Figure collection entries
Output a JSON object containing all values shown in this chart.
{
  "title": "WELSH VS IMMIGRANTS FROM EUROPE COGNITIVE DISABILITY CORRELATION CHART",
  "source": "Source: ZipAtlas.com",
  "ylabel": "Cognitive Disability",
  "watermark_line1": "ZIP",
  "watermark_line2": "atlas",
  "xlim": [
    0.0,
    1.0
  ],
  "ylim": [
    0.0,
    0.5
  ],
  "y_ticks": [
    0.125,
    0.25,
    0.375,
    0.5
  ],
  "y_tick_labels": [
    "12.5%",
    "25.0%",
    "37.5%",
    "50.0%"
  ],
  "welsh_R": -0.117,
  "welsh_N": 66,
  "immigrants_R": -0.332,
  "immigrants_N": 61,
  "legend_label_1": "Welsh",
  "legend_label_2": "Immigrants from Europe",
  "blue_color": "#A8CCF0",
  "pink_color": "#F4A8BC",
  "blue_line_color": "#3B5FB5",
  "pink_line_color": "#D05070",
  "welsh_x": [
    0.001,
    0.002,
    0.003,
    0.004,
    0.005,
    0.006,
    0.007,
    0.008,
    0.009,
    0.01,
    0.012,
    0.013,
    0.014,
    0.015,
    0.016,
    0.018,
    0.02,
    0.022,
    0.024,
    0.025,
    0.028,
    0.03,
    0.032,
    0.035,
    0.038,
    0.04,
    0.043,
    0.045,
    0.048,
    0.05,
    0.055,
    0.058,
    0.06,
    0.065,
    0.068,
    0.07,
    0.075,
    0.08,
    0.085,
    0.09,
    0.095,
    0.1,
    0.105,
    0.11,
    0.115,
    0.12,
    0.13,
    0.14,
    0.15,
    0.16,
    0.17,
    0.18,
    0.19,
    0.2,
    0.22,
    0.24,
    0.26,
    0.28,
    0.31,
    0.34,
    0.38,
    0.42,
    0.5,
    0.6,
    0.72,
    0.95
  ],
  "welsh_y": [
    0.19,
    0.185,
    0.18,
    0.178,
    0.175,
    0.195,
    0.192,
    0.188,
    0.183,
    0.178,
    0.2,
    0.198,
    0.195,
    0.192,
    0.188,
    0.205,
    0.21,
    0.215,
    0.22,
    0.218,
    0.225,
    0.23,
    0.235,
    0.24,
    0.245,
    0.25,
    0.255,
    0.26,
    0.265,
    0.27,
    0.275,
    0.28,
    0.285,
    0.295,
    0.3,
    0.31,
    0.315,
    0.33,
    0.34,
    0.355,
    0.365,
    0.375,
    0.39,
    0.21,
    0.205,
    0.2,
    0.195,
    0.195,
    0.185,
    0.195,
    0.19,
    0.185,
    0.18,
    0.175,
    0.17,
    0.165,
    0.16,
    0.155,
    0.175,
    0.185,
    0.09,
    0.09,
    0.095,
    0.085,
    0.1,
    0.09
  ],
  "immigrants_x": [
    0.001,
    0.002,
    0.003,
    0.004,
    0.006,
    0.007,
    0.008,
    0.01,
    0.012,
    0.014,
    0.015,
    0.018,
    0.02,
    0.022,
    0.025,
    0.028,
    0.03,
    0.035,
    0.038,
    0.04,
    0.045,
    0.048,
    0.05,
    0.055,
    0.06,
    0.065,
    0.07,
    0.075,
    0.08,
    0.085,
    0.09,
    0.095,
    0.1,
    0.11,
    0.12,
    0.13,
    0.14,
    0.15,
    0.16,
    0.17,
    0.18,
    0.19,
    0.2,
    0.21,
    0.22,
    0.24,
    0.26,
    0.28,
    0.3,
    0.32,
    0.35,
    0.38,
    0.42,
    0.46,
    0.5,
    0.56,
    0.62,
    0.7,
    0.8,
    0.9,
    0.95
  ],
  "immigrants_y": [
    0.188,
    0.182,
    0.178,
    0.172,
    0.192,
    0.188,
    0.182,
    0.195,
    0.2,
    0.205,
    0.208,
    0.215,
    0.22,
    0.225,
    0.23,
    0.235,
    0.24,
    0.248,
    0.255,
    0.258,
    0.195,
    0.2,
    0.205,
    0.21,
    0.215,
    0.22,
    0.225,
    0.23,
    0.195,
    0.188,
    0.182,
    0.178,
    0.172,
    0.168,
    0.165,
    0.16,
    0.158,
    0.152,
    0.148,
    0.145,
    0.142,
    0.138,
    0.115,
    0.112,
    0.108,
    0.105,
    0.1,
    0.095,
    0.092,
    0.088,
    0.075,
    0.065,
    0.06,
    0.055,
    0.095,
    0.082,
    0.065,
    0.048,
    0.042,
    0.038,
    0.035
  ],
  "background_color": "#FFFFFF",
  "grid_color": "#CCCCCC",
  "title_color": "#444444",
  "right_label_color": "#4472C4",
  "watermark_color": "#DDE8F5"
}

• [Set exercise] All of the lines above need to be given again exactly.

• [Solution for this problem]
Output a JSON object containing all values shown in this chart.
{
  "title": "WELSH VS IMMIGRANTS FROM EUROPE COGNITIVE DISABILITY CORRELATION CHART",
  "source": "Source: ZipAtlas.com",
  "ylabel": "Cognitive Disability",
  "watermark_line1": "ZIP",
  "watermark_line2": "atlas",
  "xlim": [
    0.0,
    1.0
  ],
  "ylim": [
    0.0,
    0.5
  ],
  "y_ticks": [
    0.125,
    0.25,
    0.375,
    0.5
  ],
  "y_tick_labels": [
    "12.5%",
    "25.0%",
    "37.5%",
    "50.0%"
  ],
  "welsh_R": -0.117,
  "welsh_N": 66,
  "immigrants_R": -0.332,
  "immigrants_N": 61,
  "legend_label_1": "Welsh",
  "legend_label_2": "Immigrants from Europe",
  "blue_color": "#A8CCF0",
  "pink_color": "#F4A8BC",
  "blue_line_color": "#3B5FB5",
  "pink_line_color": "#D05070",
  "welsh_x": [
    0.001,
    0.002,
    0.003,
    0.004,
    0.005,
    0.006,
    0.007,
    0.008,
    0.009,
    0.01,
    0.012,
    0.013,
    0.014,
    0.015,
    0.016,
    0.018,
    0.02,
    0.022,
    0.024,
    0.025,
    0.028,
    0.03,
    0.032,
    0.035,
    0.038,
    0.04,
    0.043,
    0.045,
    0.048,
    0.05,
    0.055,
    0.058,
    0.06,
    0.065,
    0.068,
    0.07,
    0.075,
    0.08,
    0.085,
    0.09,
    0.095,
    0.1,
    0.105,
    0.11,
    0.115,
    0.12,
    0.13,
    0.14,
    0.15,
    0.16,
    0.17,
    0.18,
    0.19,
    0.2,
    0.22,
    0.24,
    0.26,
    0.28,
    0.31,
    0.34,
    0.38,
    0.42,
    0.5,
    0.6,
    0.72,
    0.95
  ],
  "welsh_y": [
    0.19,
    0.185,
    0.18,
    0.178,
    0.175,
    0.195,
    0.192,
    0.188,
    0.183,
    0.178,
    0.2,
    0.198,
    0.195,
    0.192,
    0.188,
    0.205,
    0.21,
    0.215,
    0.22,
    0.218,
    0.225,
    0.23,
    0.235,
    0.24,
    0.245,
    0.25,
    0.255,
    0.26,
    0.265,
    0.27,
    0.275,
    0.28,
    0.285,
    0.295,
    0.3,
    0.31,
    0.315,
    0.33,
    0.34,
    0.355,
    0.365,
    0.375,
    0.39,
    0.21,
    0.205,
    0.2,
    0.195,
    0.195,
    0.185,
    0.195,
    0.19,
    0.185,
    0.18,
    0.175,
    0.17,
    0.165,
    0.16,
    0.155,
    0.175,
    0.185,
    0.09,
    0.09,
    0.095,
    0.085,
    0.1,
    0.09
  ],
  "immigrants_x": [
    0.001,
    0.002,
    0.003,
    0.004,
    0.006,
    0.007,
    0.008,
    0.01,
    0.012,
    0.014,
    0.015,
    0.018,
    0.02,
    0.022,
    0.025,
    0.028,
    0.03,
    0.035,
    0.038,
    0.04,
    0.045,
    0.048,
    0.05,
    0.055,
    0.06,
    0.065,
    0.07,
    0.075,
    0.08,
    0.085,
    0.09,
    0.095,
    0.1,
    0.11,
    0.12,
    0.13,
    0.14,
    0.15,
    0.16,
    0.17,
    0.18,
    0.19,
    0.2,
    0.21,
    0.22,
    0.24,
    0.26,
    0.28,
    0.3,
    0.32,
    0.35,
    0.38,
    0.42,
    0.46,
    0.5,
    0.56,
    0.62,
    0.7,
    0.8,
    0.9,
    0.95
  ],
  "immigrants_y": [
    0.188,
    0.182,
    0.178,
    0.172,
    0.192,
    0.188,
    0.182,
    0.195,
    0.2,
    0.205,
    0.208,
    0.215,
    0.22,
    0.225,
    0.23,
    0.235,
    0.24,
    0.248,
    0.255,
    0.258,
    0.195,
    0.2,
    0.205,
    0.21,
    0.215,
    0.22,
    0.225,
    0.23,
    0.195,
    0.188,
    0.182,
    0.178,
    0.172,
    0.168,
    0.165,
    0.16,
    0.158,
    0.152,
    0.148,
    0.145,
    0.142,
    0.138,
    0.115,
    0.112,
    0.108,
    0.105,
    0.1,
    0.095,
    0.092,
    0.088,
    0.075,
    0.065,
    0.06,
    0.055,
    0.095,
    0.082,
    0.065,
    0.048,
    0.042,
    0.038,
    0.035
  ],
  "background_color": "#FFFFFF",
  "grid_color": "#CCCCCC",
  "title_color": "#444444",
  "right_label_color": "#4472C4",
  "watermark_color": "#DDE8F5"
}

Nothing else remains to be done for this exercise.